**Problem 1:**
Reproduce the lines of the records word for word, starting at the line containing "Decompose this screenshot" and ending at the line containing "group-dot [1183,1005,1196,1018]".

**Page text:**
---*---

Special notice: The writers we are celebrating in today’s post — best-selling novelist Jane Green and expat blogger Karen Van Drie — have kindly agreed to “come in” and respond to your comments and questions on the topic of the hour: yesterday’s royal wedding. Don’t be shy!
A cheery hello to you all. We have a special treat in store for Displaced Nation readers: a royal wedding-themed party in honor of two expat writers — one an acclaimed author, the other an acclaimed blogger — who take very different views of yesterday’s “wedding of the century.”
Jane Green is the author of a dozen novels dealing with real women, real life, and all the things life throws at them. She is also an expat. Born in London — she spent her early career as a writer of women’s features for the Daily Express — she now lives in Connecticut with her husband, six children, and assorted pets.
Karen Van Drie is an American who decided to travel the world after her youngest daughter left for college. Based in Istanbul and Prague, she travels extensively and records her observations in her award-winning blog, Empty Nest Expat. The blog was called out last year in the Wall Street Journal as a “fun read for anyone looking for reassurance that change can be a wonderful thing.”

---*---

**Supplied records:**
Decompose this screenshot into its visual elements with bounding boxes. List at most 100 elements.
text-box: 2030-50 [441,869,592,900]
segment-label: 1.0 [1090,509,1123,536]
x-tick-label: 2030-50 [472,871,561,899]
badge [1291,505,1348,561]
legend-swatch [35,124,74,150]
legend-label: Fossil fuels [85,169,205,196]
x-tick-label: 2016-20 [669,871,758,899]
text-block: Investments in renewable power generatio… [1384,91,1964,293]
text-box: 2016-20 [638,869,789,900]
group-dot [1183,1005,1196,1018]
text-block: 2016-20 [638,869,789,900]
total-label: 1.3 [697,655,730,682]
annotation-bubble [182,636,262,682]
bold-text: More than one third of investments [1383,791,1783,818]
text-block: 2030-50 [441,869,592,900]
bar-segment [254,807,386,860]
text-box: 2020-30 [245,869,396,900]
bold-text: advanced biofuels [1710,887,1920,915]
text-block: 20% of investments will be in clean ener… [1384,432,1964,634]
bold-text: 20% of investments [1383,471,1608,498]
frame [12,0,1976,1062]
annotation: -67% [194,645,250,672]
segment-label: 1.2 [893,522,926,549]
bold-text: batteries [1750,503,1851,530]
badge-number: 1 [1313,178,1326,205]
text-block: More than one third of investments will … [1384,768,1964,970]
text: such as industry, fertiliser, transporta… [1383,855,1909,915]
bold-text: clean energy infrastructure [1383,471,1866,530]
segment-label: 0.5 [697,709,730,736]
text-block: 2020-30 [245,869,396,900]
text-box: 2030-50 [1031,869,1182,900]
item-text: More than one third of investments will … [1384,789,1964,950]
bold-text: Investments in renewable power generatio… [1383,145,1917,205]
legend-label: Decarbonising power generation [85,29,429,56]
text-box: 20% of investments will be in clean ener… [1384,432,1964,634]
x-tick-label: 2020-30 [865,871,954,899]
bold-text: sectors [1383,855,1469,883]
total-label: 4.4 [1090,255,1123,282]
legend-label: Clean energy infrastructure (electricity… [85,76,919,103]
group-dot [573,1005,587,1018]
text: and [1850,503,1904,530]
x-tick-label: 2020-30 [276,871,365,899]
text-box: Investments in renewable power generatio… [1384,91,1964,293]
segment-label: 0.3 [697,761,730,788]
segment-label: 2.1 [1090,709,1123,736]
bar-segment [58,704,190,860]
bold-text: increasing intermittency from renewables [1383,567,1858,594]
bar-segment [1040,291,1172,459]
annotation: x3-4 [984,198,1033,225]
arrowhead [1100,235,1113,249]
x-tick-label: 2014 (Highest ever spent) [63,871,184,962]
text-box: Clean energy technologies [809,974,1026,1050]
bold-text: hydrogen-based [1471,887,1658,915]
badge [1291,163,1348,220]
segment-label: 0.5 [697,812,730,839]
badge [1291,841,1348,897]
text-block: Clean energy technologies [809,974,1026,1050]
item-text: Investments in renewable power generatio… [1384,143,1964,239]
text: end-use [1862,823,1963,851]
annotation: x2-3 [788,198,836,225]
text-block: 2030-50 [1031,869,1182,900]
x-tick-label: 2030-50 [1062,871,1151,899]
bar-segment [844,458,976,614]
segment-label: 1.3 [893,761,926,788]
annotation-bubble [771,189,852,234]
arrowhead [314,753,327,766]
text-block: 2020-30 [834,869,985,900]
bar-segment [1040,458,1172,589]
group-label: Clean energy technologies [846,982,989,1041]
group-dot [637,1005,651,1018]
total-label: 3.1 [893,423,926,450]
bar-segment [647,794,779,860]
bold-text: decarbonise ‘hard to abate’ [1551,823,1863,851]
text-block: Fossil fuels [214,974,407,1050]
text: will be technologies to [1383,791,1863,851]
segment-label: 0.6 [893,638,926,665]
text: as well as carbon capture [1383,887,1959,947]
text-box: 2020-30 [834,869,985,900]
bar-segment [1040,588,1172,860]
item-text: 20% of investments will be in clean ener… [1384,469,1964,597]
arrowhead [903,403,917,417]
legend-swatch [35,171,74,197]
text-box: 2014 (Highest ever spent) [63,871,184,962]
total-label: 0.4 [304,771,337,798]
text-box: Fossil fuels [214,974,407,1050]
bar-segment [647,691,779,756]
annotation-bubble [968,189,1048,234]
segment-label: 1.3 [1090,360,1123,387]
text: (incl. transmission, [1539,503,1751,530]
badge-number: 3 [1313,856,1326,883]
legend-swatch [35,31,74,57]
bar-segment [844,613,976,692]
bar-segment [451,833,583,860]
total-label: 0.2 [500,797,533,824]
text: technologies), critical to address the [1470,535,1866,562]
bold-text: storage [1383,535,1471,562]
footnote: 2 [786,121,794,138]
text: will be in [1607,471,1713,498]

---*---

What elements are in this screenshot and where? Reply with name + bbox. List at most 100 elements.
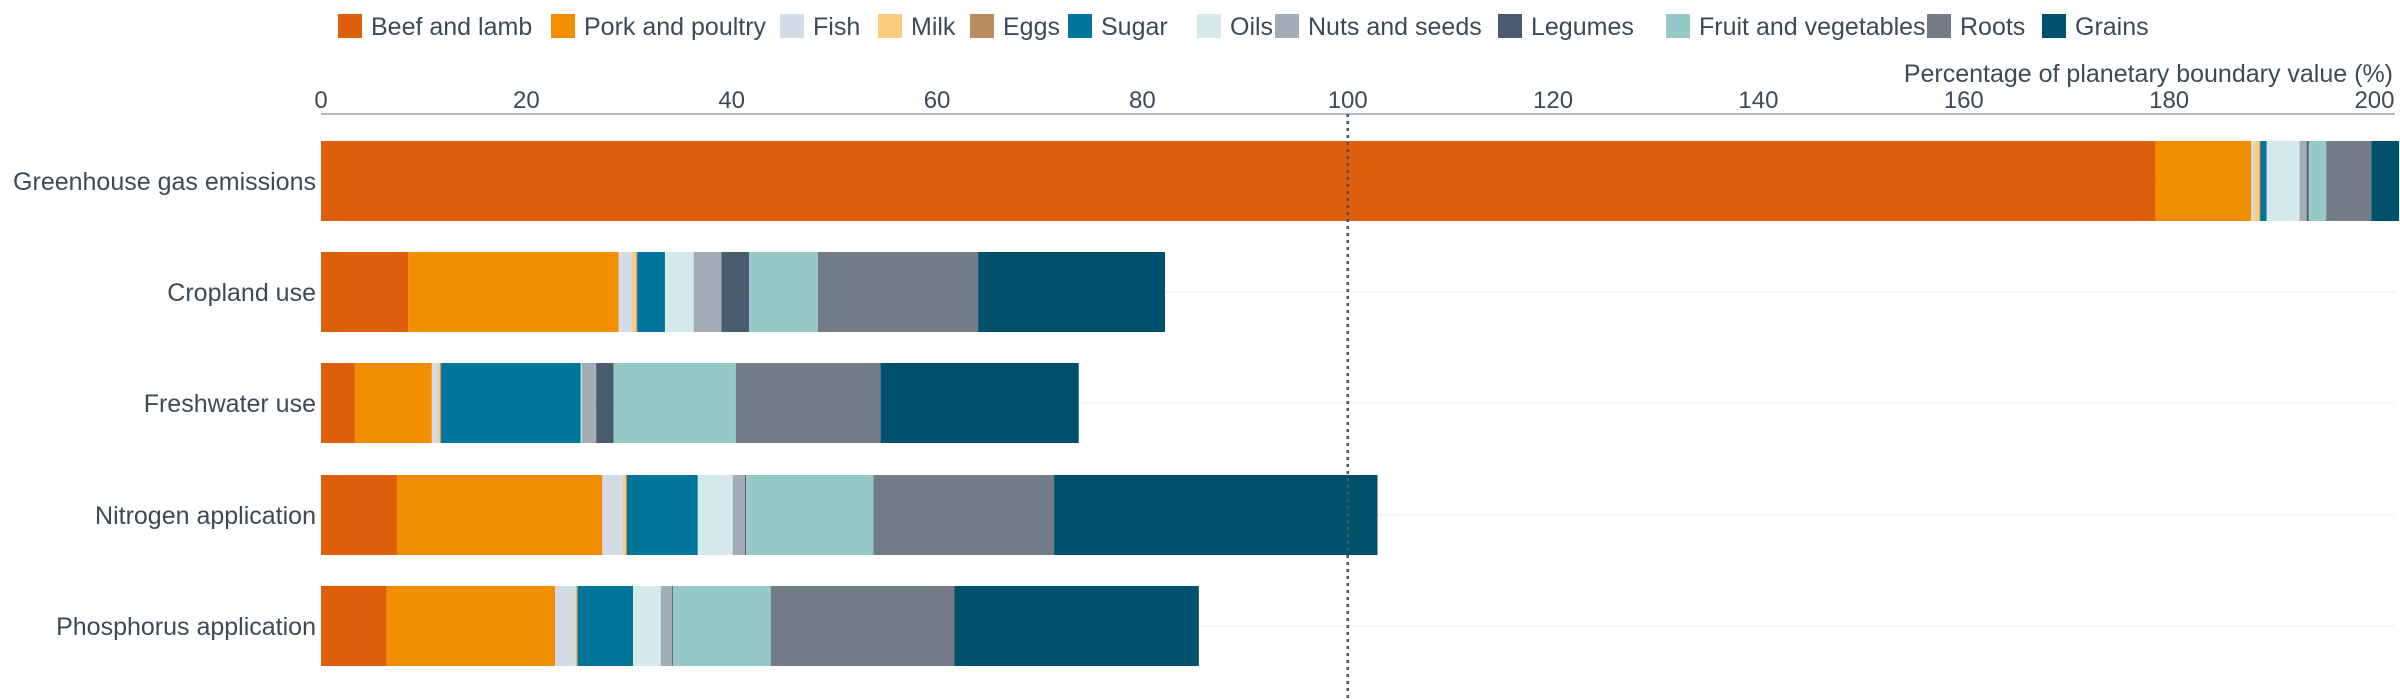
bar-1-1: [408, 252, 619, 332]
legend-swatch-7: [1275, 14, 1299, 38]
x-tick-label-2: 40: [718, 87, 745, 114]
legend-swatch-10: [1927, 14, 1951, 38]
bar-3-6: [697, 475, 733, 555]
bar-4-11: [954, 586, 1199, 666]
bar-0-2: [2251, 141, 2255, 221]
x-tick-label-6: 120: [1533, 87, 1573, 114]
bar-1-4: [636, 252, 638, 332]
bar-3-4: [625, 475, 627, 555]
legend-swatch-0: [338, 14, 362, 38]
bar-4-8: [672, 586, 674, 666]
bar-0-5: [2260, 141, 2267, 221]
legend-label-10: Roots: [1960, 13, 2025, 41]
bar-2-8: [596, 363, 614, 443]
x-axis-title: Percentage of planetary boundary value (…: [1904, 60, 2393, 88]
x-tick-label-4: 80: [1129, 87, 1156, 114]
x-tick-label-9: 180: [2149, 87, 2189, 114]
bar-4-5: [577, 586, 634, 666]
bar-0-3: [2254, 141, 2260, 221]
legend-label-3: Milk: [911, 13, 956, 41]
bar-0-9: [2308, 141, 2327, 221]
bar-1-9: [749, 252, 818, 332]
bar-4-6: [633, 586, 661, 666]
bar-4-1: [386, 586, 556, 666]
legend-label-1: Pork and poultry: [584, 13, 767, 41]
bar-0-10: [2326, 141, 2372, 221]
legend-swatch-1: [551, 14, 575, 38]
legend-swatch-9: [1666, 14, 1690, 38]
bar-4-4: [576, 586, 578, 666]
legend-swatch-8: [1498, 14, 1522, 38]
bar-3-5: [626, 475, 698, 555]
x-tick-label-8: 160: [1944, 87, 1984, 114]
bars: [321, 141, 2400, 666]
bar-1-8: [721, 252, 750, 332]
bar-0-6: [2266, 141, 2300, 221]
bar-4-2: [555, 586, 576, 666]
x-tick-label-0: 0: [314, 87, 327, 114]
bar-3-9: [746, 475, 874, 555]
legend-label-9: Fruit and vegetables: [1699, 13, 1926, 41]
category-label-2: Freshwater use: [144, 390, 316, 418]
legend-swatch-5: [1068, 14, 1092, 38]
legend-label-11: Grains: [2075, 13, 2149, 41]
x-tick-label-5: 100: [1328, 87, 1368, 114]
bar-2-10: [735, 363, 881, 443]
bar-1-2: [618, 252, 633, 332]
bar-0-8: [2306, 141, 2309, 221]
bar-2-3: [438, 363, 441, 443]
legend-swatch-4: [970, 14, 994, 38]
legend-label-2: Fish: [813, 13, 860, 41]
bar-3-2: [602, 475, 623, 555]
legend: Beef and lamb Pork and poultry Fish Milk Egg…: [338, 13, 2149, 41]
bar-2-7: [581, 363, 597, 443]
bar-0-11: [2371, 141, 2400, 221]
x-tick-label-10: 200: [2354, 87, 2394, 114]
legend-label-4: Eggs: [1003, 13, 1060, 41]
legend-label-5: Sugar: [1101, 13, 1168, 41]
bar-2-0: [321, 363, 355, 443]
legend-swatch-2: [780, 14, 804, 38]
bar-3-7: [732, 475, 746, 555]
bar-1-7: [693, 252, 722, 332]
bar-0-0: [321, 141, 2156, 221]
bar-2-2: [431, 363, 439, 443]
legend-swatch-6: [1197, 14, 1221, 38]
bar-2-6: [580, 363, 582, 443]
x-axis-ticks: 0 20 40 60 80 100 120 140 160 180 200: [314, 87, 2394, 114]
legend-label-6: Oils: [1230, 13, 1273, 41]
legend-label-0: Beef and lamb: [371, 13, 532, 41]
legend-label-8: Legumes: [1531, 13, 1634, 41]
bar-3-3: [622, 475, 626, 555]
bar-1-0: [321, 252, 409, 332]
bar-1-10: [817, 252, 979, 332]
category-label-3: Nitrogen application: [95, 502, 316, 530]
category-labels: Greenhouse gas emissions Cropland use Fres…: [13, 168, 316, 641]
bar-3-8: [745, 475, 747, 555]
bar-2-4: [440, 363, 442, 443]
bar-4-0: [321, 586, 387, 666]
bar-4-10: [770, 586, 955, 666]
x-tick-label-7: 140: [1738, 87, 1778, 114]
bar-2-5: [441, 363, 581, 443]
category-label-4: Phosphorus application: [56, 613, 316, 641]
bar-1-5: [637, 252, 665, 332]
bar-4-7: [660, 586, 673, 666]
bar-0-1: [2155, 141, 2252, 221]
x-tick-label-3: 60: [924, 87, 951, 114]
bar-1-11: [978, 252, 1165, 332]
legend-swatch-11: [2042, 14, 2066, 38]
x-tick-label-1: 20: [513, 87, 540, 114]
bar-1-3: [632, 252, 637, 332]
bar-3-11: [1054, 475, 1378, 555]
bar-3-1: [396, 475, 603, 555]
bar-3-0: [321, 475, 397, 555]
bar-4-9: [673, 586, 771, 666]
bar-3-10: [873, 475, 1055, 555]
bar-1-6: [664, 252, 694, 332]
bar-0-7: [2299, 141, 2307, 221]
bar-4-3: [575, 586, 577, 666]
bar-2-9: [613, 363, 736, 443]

---*---

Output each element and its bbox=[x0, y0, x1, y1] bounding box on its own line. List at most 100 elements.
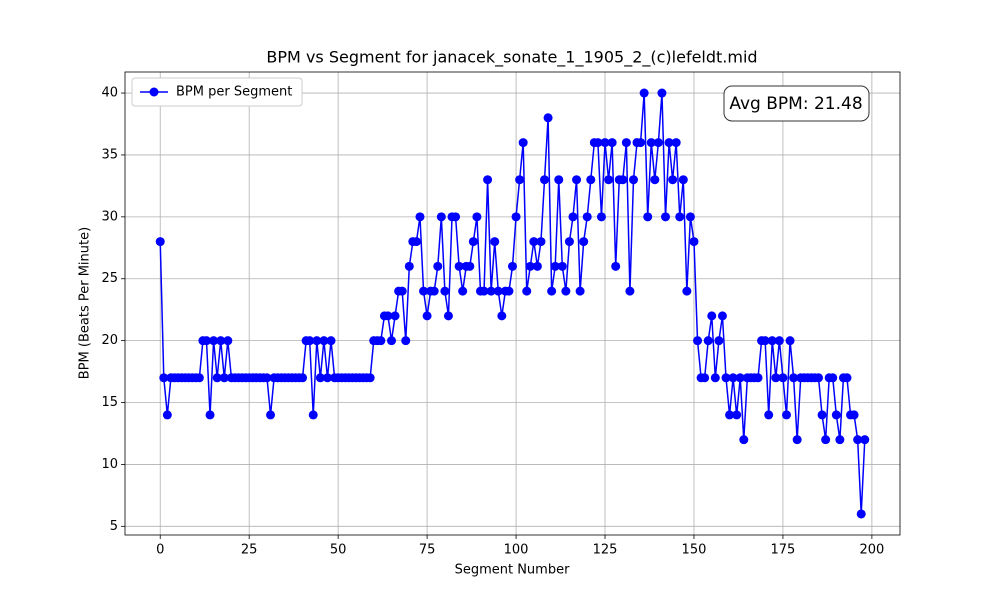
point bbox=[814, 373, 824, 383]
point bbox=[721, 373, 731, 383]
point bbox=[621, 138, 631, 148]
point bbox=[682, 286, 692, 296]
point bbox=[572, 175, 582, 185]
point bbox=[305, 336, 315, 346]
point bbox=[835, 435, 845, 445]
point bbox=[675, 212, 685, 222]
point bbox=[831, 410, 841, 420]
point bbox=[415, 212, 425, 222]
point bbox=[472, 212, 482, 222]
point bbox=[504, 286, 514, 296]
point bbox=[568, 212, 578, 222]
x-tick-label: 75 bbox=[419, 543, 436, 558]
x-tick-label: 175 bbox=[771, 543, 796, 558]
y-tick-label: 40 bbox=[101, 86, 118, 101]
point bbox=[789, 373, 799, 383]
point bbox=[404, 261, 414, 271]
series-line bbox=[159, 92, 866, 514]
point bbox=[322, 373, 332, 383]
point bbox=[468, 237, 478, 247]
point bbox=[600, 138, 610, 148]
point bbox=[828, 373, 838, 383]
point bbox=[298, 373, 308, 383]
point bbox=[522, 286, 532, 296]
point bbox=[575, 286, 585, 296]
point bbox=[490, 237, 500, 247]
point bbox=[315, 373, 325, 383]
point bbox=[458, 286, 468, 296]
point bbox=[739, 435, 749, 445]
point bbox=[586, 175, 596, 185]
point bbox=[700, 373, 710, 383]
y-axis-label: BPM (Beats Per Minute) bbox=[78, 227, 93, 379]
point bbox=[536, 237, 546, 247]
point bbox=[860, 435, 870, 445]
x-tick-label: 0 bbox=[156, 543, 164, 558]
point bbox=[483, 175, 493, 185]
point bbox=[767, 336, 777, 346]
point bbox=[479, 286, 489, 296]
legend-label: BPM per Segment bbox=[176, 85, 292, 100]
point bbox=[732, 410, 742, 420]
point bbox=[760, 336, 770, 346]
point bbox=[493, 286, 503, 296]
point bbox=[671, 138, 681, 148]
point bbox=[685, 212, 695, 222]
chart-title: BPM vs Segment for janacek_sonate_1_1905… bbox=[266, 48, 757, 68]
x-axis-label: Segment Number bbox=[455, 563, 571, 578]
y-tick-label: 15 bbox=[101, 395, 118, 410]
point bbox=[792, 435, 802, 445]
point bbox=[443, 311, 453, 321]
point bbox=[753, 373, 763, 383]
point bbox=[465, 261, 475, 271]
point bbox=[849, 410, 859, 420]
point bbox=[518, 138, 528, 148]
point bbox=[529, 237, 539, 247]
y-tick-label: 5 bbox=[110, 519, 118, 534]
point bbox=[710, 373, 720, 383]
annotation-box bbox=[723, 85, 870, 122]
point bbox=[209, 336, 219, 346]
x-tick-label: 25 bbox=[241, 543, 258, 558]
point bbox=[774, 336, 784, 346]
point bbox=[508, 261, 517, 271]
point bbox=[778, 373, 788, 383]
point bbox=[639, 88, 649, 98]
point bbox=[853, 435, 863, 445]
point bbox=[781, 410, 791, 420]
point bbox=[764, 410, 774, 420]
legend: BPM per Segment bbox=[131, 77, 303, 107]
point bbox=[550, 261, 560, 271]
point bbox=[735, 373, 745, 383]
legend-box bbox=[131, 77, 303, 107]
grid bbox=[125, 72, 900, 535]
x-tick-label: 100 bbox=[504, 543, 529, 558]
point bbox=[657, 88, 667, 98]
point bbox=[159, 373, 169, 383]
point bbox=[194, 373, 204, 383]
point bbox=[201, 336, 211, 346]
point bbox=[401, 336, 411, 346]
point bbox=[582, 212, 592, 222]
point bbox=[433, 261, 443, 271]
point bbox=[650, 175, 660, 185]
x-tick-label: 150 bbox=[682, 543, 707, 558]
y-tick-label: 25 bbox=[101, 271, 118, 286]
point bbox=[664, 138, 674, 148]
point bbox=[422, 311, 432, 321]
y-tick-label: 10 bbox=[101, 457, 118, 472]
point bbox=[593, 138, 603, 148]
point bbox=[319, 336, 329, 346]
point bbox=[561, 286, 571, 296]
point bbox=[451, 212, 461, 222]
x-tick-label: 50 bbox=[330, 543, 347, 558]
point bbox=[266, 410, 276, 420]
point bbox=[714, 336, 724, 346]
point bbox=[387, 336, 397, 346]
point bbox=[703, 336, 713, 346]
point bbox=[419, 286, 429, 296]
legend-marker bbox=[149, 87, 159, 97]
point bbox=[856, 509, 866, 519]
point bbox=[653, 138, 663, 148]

---*---

**Problem 2:**
In the post about the two expat writers, which newspaper called Karen Van Drie's blog a "fun read"?

**Finished answer 1:**
Decompose this screenshot into its visual elements with bounding boxes. List at most 100 elements.
text-box: 2030-50 [441,869,592,900]
segment-label: 1.0 [1090,509,1123,536]
x-tick-label: 2030-50 [472,871,561,899]
badge [1291,505,1348,561]
legend-swatch [35,124,74,150]
legend-label: Fossil fuels [85,169,205,196]
x-tick-label: 2016-20 [669,871,758,899]
text-block: Investments in renewable power generatio… [1384,91,1964,293]
text-box: 2016-20 [638,869,789,900]
group-dot [1183,1005,1196,1018]

**Finished answer 2:**
The Wall Street Journal.